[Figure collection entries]

[start]

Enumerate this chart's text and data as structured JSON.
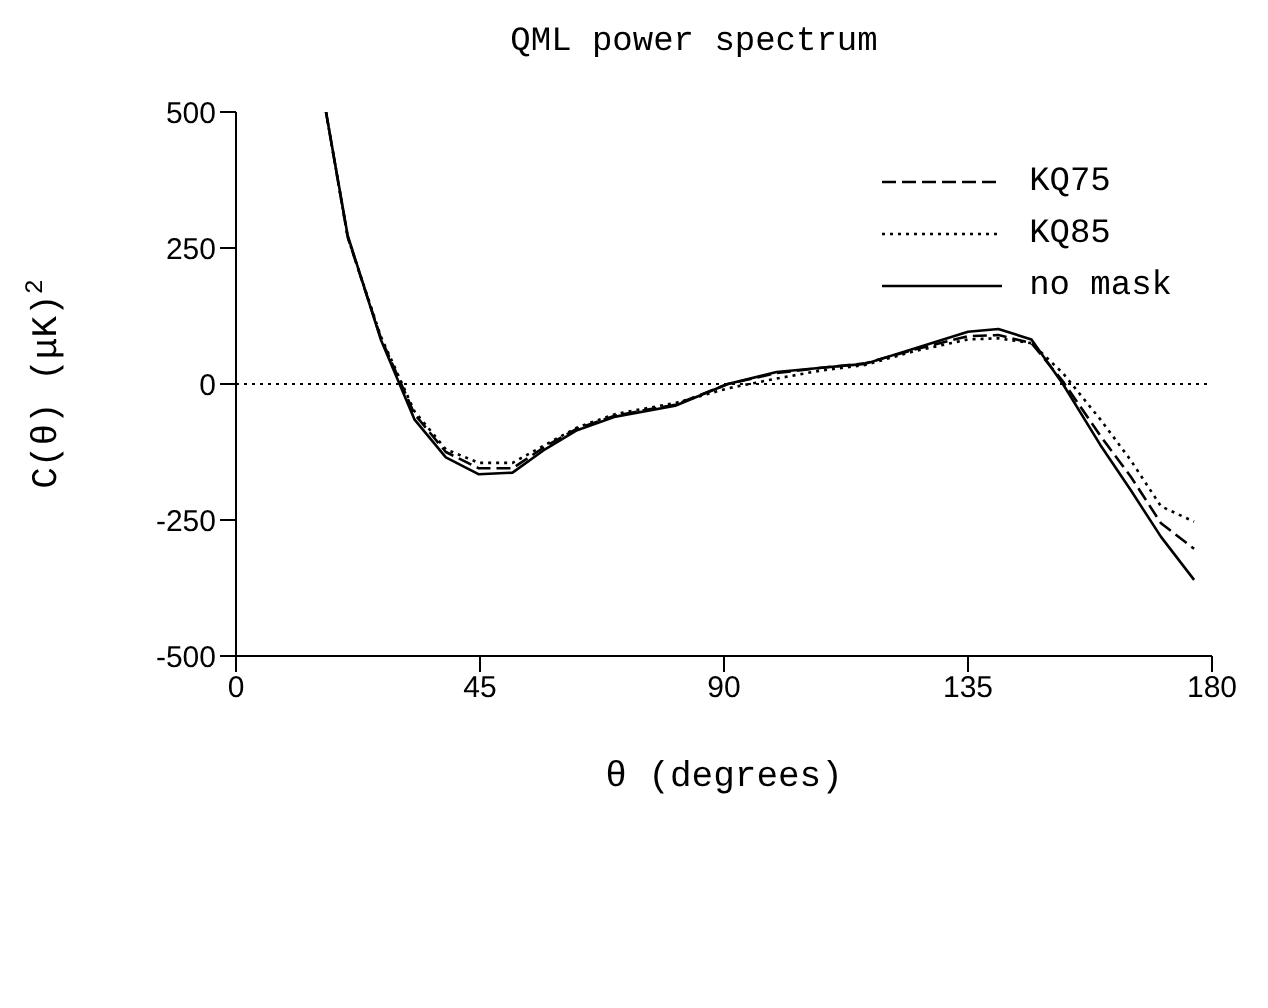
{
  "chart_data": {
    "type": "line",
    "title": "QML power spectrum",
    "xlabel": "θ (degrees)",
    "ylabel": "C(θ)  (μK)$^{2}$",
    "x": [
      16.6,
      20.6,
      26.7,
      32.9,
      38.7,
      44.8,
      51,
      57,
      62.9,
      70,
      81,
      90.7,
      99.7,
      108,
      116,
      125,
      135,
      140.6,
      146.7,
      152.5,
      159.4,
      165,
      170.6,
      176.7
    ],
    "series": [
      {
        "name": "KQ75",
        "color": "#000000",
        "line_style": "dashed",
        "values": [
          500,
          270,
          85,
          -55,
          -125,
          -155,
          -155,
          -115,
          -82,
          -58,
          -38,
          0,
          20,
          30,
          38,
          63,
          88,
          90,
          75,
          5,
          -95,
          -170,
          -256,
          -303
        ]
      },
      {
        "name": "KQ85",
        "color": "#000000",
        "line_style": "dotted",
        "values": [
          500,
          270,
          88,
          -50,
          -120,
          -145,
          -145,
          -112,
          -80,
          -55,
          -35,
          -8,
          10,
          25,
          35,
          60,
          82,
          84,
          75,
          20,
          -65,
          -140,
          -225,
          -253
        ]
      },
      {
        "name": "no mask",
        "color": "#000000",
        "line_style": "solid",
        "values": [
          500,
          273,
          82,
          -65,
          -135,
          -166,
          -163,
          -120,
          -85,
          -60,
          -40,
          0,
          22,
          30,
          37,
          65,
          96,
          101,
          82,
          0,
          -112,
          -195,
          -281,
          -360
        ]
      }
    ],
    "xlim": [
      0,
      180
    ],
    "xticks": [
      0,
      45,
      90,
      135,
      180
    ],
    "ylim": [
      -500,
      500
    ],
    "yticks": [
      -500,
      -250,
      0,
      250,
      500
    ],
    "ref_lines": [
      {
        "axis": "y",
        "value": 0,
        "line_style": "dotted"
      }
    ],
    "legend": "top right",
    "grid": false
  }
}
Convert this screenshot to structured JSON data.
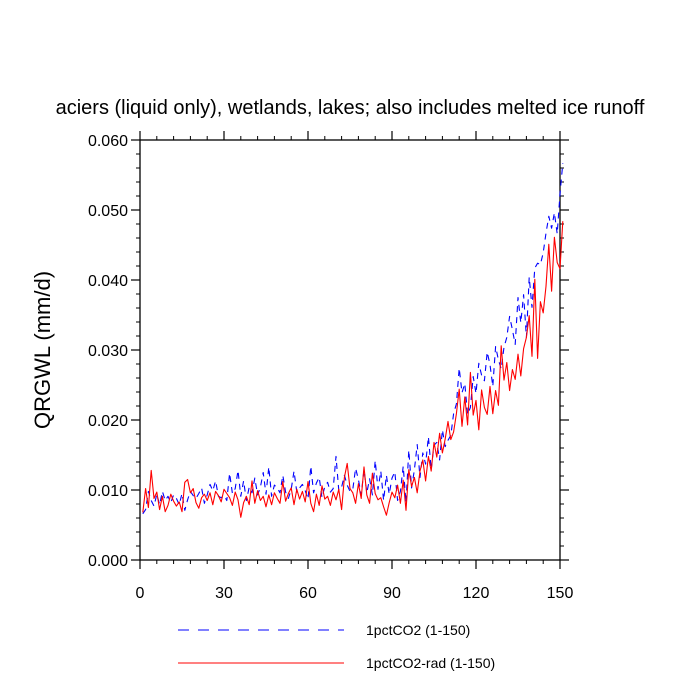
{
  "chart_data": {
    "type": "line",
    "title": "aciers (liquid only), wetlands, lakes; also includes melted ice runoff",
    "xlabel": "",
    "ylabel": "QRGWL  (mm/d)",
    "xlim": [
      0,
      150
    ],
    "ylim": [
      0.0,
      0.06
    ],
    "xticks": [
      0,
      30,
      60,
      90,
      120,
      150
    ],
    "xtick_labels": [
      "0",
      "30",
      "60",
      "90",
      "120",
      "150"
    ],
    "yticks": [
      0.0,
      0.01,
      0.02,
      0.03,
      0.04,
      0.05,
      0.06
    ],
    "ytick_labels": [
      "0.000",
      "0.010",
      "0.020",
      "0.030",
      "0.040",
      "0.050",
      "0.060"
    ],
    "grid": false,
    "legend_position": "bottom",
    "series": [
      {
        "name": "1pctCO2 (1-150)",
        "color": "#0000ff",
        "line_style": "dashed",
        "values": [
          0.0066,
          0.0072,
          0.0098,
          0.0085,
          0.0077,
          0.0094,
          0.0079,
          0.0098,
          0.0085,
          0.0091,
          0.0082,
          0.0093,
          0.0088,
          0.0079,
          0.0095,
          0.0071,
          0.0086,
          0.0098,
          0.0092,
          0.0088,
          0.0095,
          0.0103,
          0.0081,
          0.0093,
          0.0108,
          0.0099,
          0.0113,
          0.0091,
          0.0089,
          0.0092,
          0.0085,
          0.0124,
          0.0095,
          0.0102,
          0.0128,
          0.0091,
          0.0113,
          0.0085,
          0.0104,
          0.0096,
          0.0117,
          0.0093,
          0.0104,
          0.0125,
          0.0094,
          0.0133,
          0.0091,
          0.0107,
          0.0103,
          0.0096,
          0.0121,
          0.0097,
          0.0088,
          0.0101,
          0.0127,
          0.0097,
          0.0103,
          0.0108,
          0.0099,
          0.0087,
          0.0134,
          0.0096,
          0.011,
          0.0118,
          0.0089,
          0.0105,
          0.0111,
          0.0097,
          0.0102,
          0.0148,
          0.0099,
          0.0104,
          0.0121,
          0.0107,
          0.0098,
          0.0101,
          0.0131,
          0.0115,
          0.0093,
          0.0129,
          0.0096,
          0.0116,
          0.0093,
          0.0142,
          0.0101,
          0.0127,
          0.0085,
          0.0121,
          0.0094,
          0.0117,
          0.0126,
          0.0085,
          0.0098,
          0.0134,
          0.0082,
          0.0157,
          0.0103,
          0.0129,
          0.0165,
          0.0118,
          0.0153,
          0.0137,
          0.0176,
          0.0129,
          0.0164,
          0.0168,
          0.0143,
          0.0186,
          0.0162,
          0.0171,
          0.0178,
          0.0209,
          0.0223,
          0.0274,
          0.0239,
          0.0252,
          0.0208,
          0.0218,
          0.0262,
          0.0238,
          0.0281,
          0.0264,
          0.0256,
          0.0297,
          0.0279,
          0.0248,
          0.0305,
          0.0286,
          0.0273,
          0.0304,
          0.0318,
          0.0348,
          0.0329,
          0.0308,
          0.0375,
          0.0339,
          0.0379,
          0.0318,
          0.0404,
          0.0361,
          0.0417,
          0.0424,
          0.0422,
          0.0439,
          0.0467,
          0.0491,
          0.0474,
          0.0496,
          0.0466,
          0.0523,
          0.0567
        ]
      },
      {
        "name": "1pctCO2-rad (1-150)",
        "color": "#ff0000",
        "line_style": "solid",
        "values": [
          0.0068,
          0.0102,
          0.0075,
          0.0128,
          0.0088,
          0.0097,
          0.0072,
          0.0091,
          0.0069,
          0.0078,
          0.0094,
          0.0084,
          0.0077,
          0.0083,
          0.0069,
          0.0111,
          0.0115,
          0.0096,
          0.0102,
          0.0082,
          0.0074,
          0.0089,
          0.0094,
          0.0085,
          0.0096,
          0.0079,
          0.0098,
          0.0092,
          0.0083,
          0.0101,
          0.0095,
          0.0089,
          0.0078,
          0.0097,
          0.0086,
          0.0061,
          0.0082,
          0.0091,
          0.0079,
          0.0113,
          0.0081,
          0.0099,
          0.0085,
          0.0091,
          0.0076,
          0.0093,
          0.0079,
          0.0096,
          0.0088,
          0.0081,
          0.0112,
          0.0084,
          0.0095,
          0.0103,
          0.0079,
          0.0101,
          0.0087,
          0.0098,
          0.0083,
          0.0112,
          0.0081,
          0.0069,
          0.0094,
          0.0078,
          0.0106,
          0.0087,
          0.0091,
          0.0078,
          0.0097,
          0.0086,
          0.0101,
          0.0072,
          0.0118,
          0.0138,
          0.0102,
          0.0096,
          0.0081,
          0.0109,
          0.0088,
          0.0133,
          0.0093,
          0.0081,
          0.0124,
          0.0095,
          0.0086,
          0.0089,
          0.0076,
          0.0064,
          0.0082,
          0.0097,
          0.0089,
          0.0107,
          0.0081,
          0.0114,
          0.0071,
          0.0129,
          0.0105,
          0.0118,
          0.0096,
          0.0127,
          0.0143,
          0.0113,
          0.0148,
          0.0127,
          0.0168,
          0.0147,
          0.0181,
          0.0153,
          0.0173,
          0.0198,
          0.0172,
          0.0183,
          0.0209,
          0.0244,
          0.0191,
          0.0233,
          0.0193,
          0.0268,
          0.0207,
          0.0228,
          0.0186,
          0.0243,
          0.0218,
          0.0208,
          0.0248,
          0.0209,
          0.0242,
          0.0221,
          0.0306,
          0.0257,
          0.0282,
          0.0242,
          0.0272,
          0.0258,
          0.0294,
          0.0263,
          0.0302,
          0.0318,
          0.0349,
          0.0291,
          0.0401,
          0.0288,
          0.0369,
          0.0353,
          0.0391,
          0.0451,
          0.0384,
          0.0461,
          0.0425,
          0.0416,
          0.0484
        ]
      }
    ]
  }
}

[end]

* _WORK TO COMPLETE_
Print out the material word for word, omitting the pictures.

* _SOLVED EXERCISE_
Enumerate this chart's text and data as structured JSON.
{
  "chart_data": {
    "type": "line",
    "title": "QML power spectrum",
    "xlabel": "θ (degrees)",
    "ylabel": "C(θ)  (μK)$^{2}$",
    "x": [
      16.6,
      20.6,
      26.7,
      32.9,
      38.7,
      44.8,
      51,
      57,
      62.9,
      70,
      81,
      90.7,
      99.7,
      108,
      116,
      125,
      135,
      140.6,
      146.7,
      152.5,
      159.4,
      165,
      170.6,
      176.7
    ],
    "series": [
      {
        "name": "KQ75",
        "color": "#000000",
        "line_style": "dashed",
        "values": [
          500,
          270,
          85,
          -55,
          -125,
          -155,
          -155,
          -115,
          -82,
          -58,
          -38,
          0,
          20,
          30,
          38,
          63,
          88,
          90,
          75,
          5,
          -95,
          -170,
          -256,
          -303
        ]
      },
      {
        "name": "KQ85",
        "color": "#000000",
        "line_style": "dotted",
        "values": [
          500,
          270,
          88,
          -50,
          -120,
          -145,
          -145,
          -112,
          -80,
          -55,
          -35,
          -8,
          10,
          25,
          35,
          60,
          82,
          84,
          75,
          20,
          -65,
          -140,
          -225,
          -253
        ]
      },
      {
        "name": "no mask",
        "color": "#000000",
        "line_style": "solid",
        "values": [
          500,
          273,
          82,
          -65,
          -135,
          -166,
          -163,
          -120,
          -85,
          -60,
          -40,
          0,
          22,
          30,
          37,
          65,
          96,
          101,
          82,
          0,
          -112,
          -195,
          -281,
          -360
        ]
      }
    ],
    "xlim": [
      0,
      180
    ],
    "xticks": [
      0,
      45,
      90,
      135,
      180
    ],
    "ylim": [
      -500,
      500
    ],
    "yticks": [
      -500,
      -250,
      0,
      250,
      500
    ],
    "ref_lines": [
      {
        "axis": "y",
        "value": 0,
        "line_style": "dotted"
      }
    ],
    "legend": "top right",
    "grid": false
  }
}
Convert this screenshot to structured JSON data.
{
  "chart_data": {
    "type": "line",
    "title": "aciers (liquid only), wetlands, lakes; also includes melted ice runoff",
    "xlabel": "",
    "ylabel": "QRGWL  (mm/d)",
    "xlim": [
      0,
      150
    ],
    "ylim": [
      0.0,
      0.06
    ],
    "xticks": [
      0,
      30,
      60,
      90,
      120,
      150
    ],
    "xtick_labels": [
      "0",
      "30",
      "60",
      "90",
      "120",
      "150"
    ],
    "yticks": [
      0.0,
      0.01,
      0.02,
      0.03,
      0.04,
      0.05,
      0.06
    ],
    "ytick_labels": [
      "0.000",
      "0.010",
      "0.020",
      "0.030",
      "0.040",
      "0.050",
      "0.060"
    ],
    "grid": false,
    "legend_position": "bottom",
    "series": [
      {
        "name": "1pctCO2 (1-150)",
        "color": "#0000ff",
        "line_style": "dashed",
        "values": [
          0.0066,
          0.0072,
          0.0098,
          0.0085,
          0.0077,
          0.0094,
          0.0079,
          0.0098,
          0.0085,
          0.0091,
          0.0082,
          0.0093,
          0.0088,
          0.0079,
          0.0095,
          0.0071,
          0.0086,
          0.0098,
          0.0092,
          0.0088,
          0.0095,
          0.0103,
          0.0081,
          0.0093,
          0.0108,
          0.0099,
          0.0113,
          0.0091,
          0.0089,
          0.0092,
          0.0085,
          0.0124,
          0.0095,
          0.0102,
          0.0128,
          0.0091,
          0.0113,
          0.0085,
          0.0104,
          0.0096,
          0.0117,
          0.0093,
          0.0104,
          0.0125,
          0.0094,
          0.0133,
          0.0091,
          0.0107,
          0.0103,
          0.0096,
          0.0121,
          0.0097,
          0.0088,
          0.0101,
          0.0127,
          0.0097,
          0.0103,
          0.0108,
          0.0099,
          0.0087,
          0.0134,
          0.0096,
          0.011,
          0.0118,
          0.0089,
          0.0105,
          0.0111,
          0.0097,
          0.0102,
          0.0148,
          0.0099,
          0.0104,
          0.0121,
          0.0107,
          0.0098,
          0.0101,
          0.0131,
          0.0115,
          0.0093,
          0.0129,
          0.0096,
          0.0116,
          0.0093,
          0.0142,
          0.0101,
          0.0127,
          0.0085,
          0.0121,
          0.0094,
          0.0117,
          0.0126,
          0.0085,
          0.0098,
          0.0134,
          0.0082,
          0.0157,
          0.0103,
          0.0129,
          0.0165,
          0.0118,
          0.0153,
          0.0137,
          0.0176,
          0.0129,
          0.0164,
          0.0168,
          0.0143,
          0.0186,
          0.0162,
          0.0171,
          0.0178,
          0.0209,
          0.0223,
          0.0274,
          0.0239,
          0.0252,
          0.0208,
          0.0218,
          0.0262,
          0.0238,
          0.0281,
          0.0264,
          0.0256,
          0.0297,
          0.0279,
          0.0248,
          0.0305,
          0.0286,
          0.0273,
          0.0304,
          0.0318,
          0.0348,
          0.0329,
          0.0308,
          0.0375,
          0.0339,
          0.0379,
          0.0318,
          0.0404,
          0.0361,
          0.0417,
          0.0424,
          0.0422,
          0.0439,
          0.0467,
          0.0491,
          0.0474,
          0.0496,
          0.0466,
          0.0523,
          0.0567
        ]
      },
      {
        "name": "1pctCO2-rad (1-150)",
        "color": "#ff0000",
        "line_style": "solid",
        "values": [
          0.0068,
          0.0102,
          0.0075,
          0.0128,
          0.0088,
          0.0097,
          0.0072,
          0.0091,
          0.0069,
          0.0078,
          0.0094,
          0.0084,
          0.0077,
          0.0083,
          0.0069,
          0.0111,
          0.0115,
          0.0096,
          0.0102,
          0.0082,
          0.0074,
          0.0089,
          0.0094,
          0.0085,
          0.0096,
          0.0079,
          0.0098,
          0.0092,
          0.0083,
          0.0101,
          0.0095,
          0.0089,
          0.0078,
          0.0097,
          0.0086,
          0.0061,
          0.0082,
          0.0091,
          0.0079,
          0.0113,
          0.0081,
          0.0099,
          0.0085,
          0.0091,
          0.0076,
          0.0093,
          0.0079,
          0.0096,
          0.0088,
          0.0081,
          0.0112,
          0.0084,
          0.0095,
          0.0103,
          0.0079,
          0.0101,
          0.0087,
          0.0098,
          0.0083,
          0.0112,
          0.0081,
          0.0069,
          0.0094,
          0.0078,
          0.0106,
          0.0087,
          0.0091,
          0.0078,
          0.0097,
          0.0086,
          0.0101,
          0.0072,
          0.0118,
          0.0138,
          0.0102,
          0.0096,
          0.0081,
          0.0109,
          0.0088,
          0.0133,
          0.0093,
          0.0081,
          0.0124,
          0.0095,
          0.0086,
          0.0089,
          0.0076,
          0.0064,
          0.0082,
          0.0097,
          0.0089,
          0.0107,
          0.0081,
          0.0114,
          0.0071,
          0.0129,
          0.0105,
          0.0118,
          0.0096,
          0.0127,
          0.0143,
          0.0113,
          0.0148,
          0.0127,
          0.0168,
          0.0147,
          0.0181,
          0.0153,
          0.0173,
          0.0198,
          0.0172,
          0.0183,
          0.0209,
          0.0244,
          0.0191,
          0.0233,
          0.0193,
          0.0268,
          0.0207,
          0.0228,
          0.0186,
          0.0243,
          0.0218,
          0.0208,
          0.0248,
          0.0209,
          0.0242,
          0.0221,
          0.0306,
          0.0257,
          0.0282,
          0.0242,
          0.0272,
          0.0258,
          0.0294,
          0.0263,
          0.0302,
          0.0318,
          0.0349,
          0.0291,
          0.0401,
          0.0288,
          0.0369,
          0.0353,
          0.0391,
          0.0451,
          0.0384,
          0.0461,
          0.0425,
          0.0416,
          0.0484
        ]
      }
    ]
  }
}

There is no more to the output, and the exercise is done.